═════ Provided data ═════

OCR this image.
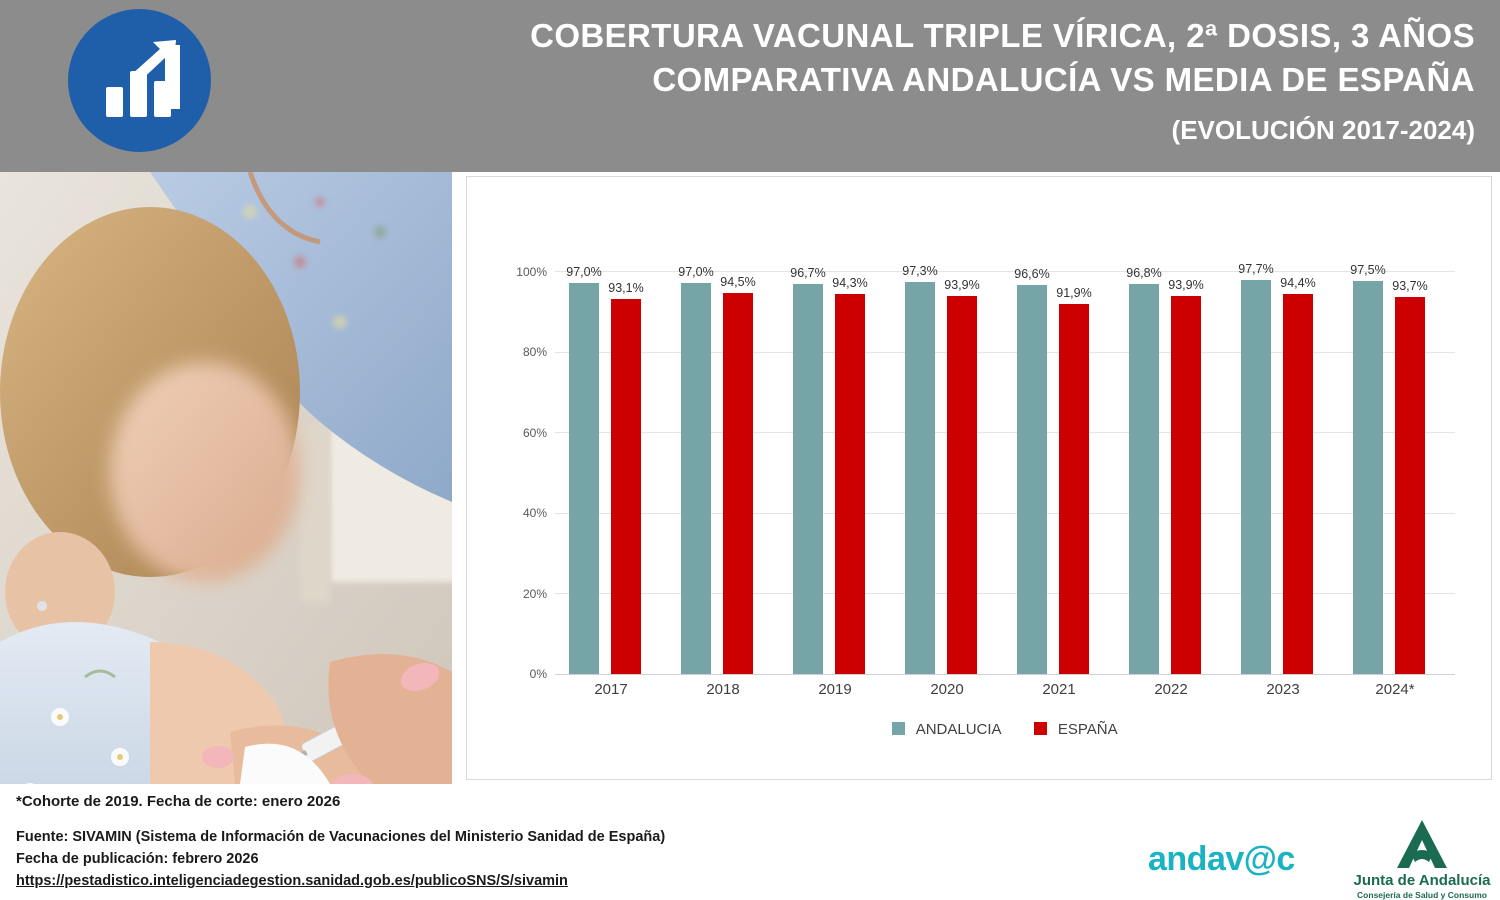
COBERTURA VACUNAL TRIPLE VÍRICA, 2ª DOSIS, 3 AÑOS
COMPARATIVA ANDALUCÍA VS MEDIA DE ESPAÑA
(EVOLUCIÓN 2017-2024)
100%
80%
60%
40%
20%
0%
97,0%
93,1%
97,0%
94,5%
96,7%
94,3%
97,3%
93,9%
96,6%
91,9%
96,8%
93,9%
97,7%
94,4%
97,5%
93,7%
2017	2018	2019	2020	2021	2022	2023	2024*
ANDALUCIA	ESPAÑA
*Cohorte de 2019. Fecha de corte: enero 2026
Fuente: SIVAMIN (Sistema de Información de Vacunaciones del Ministerio Sanidad de España)
Fecha de publicación: febrero 2026
https://pestadistico.inteligenciadegestion.sanidad.gob.es/publicoSNS/S/sivamin
andav@c
Junta de Andalucía
Consejería de Salud y Consumo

═════

Make an exact copy of the listing above. Do not include the pictures.

OCR this image.
COBERTURA VACUNAL TRIPLE VÍRICA, 2ª DOSIS, 3 AÑOS
COMPARATIVA ANDALUCÍA VS MEDIA DE ESPAÑA
(EVOLUCIÓN 2017-2024)
100%
80%
60%
40%
20%
0%
97,0%
93,1%
97,0%
94,5%
96,7%
94,3%
97,3%
93,9%
96,6%
91,9%
96,8%
93,9%
97,7%
94,4%
97,5%
93,7%
2017	2018	2019	2020	2021	2022	2023	2024*
ANDALUCIA	ESPAÑA
*Cohorte de 2019. Fecha de corte: enero 2026
Fuente: SIVAMIN (Sistema de Información de Vacunaciones del Ministerio Sanidad de España)
Fecha de publicación: febrero 2026
https://pestadistico.inteligenciadegestion.sanidad.gob.es/publicoSNS/S/sivamin
andav@c
Junta de Andalucía
Consejería de Salud y Consumo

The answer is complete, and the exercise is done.